__Input material__.
** Start **

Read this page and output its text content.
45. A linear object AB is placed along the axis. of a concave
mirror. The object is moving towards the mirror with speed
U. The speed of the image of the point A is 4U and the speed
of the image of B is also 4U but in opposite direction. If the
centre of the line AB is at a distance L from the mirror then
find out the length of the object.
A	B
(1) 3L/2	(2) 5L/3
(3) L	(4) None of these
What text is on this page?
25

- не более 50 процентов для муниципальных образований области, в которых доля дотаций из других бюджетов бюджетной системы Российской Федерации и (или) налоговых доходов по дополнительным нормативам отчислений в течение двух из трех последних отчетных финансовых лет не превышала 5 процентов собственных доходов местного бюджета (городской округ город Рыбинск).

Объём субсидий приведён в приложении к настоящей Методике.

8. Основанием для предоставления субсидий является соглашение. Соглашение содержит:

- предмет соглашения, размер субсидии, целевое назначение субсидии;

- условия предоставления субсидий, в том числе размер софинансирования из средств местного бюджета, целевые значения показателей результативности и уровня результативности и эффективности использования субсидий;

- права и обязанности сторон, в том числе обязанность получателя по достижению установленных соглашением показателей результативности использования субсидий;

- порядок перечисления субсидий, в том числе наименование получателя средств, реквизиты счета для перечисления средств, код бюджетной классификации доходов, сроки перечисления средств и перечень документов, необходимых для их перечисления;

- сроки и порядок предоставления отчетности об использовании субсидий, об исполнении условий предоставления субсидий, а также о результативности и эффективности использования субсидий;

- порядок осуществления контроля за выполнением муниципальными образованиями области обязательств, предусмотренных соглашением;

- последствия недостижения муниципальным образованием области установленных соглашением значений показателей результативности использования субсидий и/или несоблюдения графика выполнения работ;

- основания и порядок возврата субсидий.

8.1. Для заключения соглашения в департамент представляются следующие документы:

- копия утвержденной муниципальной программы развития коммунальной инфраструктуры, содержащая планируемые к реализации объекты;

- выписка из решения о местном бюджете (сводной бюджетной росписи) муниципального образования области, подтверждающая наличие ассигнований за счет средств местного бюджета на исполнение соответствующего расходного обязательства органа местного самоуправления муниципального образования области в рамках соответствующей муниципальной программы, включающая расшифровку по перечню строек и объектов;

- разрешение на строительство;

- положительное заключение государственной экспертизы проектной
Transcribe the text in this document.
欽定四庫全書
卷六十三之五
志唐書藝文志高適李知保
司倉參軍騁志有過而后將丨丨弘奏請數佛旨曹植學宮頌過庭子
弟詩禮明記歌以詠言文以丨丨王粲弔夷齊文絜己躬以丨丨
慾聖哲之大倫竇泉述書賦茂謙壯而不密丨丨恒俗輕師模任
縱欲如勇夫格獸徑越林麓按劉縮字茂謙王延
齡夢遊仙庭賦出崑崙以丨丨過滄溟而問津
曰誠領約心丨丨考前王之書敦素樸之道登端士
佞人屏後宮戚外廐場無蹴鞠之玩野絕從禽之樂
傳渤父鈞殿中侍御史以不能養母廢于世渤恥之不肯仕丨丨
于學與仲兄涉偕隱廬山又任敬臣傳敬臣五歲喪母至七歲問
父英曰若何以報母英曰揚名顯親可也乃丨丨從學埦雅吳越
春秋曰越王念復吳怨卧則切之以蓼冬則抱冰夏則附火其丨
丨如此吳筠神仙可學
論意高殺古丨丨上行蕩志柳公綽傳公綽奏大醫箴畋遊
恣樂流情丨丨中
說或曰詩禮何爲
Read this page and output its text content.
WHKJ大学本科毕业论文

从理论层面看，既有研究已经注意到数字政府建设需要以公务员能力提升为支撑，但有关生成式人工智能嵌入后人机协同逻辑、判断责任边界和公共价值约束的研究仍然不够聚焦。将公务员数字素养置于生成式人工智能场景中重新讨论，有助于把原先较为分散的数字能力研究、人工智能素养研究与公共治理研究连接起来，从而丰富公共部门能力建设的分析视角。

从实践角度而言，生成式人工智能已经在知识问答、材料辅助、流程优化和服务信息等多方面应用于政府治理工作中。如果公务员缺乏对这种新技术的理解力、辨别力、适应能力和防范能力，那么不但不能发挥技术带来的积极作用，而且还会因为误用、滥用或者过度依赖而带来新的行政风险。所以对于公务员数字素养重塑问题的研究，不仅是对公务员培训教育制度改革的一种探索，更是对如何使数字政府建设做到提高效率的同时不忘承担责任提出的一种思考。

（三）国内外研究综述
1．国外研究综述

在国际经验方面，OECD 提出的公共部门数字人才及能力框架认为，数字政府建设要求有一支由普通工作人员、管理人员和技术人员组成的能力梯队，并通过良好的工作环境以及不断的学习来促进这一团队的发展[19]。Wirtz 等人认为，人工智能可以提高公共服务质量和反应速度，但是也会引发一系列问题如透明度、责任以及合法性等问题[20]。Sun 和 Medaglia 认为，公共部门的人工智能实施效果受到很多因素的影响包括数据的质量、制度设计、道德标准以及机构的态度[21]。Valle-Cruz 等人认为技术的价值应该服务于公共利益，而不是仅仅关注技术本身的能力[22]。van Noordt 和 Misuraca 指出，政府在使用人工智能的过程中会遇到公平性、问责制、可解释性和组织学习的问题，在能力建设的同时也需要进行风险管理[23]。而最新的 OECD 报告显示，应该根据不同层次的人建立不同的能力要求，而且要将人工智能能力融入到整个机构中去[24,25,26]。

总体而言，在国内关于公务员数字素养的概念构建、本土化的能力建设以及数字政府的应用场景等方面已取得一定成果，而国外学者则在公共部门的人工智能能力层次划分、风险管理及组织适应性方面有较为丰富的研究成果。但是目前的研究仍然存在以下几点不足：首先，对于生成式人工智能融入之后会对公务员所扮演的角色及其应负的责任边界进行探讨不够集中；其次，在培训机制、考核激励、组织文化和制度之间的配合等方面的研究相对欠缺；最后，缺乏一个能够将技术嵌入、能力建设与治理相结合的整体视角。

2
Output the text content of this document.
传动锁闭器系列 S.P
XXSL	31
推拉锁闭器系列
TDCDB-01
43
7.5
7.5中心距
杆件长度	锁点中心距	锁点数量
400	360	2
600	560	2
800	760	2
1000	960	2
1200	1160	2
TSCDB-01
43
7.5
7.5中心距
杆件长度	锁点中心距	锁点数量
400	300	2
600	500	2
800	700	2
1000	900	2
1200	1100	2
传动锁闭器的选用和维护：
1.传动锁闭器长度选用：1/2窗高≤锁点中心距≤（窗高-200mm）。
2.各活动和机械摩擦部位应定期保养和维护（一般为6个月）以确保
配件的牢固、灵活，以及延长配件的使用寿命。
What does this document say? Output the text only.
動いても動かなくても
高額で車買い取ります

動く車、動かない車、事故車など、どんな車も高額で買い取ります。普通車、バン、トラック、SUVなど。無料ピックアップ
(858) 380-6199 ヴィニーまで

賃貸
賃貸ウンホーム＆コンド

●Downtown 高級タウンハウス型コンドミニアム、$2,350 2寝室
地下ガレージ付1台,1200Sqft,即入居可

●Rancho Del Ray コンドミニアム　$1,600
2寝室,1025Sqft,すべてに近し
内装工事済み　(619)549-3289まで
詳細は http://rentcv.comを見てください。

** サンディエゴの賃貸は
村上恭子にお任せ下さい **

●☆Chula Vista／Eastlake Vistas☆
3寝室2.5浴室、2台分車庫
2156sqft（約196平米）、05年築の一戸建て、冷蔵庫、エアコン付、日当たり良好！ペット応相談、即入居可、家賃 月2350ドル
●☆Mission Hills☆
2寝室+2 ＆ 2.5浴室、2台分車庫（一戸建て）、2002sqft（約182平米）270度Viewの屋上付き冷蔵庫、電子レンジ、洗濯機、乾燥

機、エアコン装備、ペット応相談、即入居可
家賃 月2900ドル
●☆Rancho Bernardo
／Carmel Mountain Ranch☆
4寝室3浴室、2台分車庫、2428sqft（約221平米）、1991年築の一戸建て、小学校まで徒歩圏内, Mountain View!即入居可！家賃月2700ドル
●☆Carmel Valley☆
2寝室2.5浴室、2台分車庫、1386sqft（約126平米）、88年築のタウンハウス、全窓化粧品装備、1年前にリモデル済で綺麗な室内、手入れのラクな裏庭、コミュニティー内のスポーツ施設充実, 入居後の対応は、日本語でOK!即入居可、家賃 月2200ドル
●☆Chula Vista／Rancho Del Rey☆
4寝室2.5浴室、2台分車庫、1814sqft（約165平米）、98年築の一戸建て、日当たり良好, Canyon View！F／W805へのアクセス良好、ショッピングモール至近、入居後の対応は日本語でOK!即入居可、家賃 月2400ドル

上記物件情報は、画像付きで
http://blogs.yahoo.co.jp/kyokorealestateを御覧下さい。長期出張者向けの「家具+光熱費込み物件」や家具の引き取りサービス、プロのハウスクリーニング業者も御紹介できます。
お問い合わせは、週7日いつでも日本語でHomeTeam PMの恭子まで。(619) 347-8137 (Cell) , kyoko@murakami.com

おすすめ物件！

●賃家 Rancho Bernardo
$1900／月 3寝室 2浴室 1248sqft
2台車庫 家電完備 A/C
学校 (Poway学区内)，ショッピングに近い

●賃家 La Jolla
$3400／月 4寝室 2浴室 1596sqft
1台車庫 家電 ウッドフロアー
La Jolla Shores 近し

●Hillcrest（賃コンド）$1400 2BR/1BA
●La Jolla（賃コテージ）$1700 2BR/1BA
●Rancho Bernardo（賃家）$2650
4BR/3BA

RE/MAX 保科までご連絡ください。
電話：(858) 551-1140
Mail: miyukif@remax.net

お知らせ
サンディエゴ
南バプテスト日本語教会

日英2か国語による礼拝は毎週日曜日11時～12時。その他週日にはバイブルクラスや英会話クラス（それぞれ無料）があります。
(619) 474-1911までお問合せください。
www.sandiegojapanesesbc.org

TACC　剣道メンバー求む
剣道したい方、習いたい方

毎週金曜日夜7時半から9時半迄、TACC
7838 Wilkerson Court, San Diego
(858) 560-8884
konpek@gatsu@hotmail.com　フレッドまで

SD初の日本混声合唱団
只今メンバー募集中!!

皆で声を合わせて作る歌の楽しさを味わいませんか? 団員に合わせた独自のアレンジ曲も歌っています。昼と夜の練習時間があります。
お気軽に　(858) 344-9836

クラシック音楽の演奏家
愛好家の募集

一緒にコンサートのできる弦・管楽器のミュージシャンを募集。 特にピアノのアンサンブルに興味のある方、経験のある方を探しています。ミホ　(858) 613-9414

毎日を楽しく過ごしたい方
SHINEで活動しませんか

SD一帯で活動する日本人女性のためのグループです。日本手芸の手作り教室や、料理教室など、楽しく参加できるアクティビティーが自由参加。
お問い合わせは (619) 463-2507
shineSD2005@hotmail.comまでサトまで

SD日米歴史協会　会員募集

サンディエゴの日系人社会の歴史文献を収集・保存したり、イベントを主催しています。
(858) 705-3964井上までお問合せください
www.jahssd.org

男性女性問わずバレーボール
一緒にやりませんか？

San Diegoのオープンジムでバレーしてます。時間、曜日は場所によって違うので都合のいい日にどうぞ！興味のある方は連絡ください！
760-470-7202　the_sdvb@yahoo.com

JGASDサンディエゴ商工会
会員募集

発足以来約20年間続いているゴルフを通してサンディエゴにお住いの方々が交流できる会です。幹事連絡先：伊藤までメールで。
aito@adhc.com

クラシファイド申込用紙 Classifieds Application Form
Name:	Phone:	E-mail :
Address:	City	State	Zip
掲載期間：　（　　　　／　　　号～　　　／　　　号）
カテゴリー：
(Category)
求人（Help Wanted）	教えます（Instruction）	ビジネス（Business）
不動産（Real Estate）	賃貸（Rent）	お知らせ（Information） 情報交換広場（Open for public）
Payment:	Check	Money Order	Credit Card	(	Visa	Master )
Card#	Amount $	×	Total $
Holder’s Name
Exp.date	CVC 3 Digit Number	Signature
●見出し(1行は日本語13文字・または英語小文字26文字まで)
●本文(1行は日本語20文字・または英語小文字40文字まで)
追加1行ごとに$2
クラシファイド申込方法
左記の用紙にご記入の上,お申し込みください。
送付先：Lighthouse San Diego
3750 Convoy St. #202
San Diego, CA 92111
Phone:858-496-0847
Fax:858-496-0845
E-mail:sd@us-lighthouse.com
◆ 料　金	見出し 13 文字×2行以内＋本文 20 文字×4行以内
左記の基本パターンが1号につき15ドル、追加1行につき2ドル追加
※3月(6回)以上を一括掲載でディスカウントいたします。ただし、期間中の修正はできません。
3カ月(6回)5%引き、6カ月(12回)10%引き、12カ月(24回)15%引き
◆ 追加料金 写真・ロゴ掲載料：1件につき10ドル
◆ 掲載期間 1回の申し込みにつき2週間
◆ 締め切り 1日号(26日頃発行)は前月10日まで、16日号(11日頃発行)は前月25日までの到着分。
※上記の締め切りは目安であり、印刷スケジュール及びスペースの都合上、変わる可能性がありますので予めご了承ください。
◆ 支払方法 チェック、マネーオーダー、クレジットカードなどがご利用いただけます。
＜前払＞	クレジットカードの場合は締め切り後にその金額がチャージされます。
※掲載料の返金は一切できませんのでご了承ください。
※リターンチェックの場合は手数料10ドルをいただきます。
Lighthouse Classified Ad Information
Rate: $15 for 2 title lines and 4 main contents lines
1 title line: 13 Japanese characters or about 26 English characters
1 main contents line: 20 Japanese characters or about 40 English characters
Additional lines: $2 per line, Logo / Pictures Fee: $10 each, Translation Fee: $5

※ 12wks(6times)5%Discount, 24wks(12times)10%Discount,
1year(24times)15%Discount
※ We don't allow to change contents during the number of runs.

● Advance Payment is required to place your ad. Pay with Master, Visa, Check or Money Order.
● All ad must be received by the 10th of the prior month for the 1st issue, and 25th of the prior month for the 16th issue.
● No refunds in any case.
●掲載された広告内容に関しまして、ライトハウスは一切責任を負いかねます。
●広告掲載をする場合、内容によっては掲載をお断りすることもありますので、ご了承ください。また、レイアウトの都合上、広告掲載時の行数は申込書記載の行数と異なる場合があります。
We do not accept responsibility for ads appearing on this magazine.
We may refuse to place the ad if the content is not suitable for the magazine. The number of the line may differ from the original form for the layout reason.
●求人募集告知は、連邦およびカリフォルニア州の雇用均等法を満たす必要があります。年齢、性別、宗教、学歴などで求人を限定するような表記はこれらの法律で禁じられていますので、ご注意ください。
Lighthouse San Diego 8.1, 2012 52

** End **

__Task brief__.
Gather up the lines that contain the word "お知らせ".

__Response to this task__.
お知らせ
不動産（Real Estate）	賃貸（Rent）	お知らせ（Information） 情報交換広場（Open for public）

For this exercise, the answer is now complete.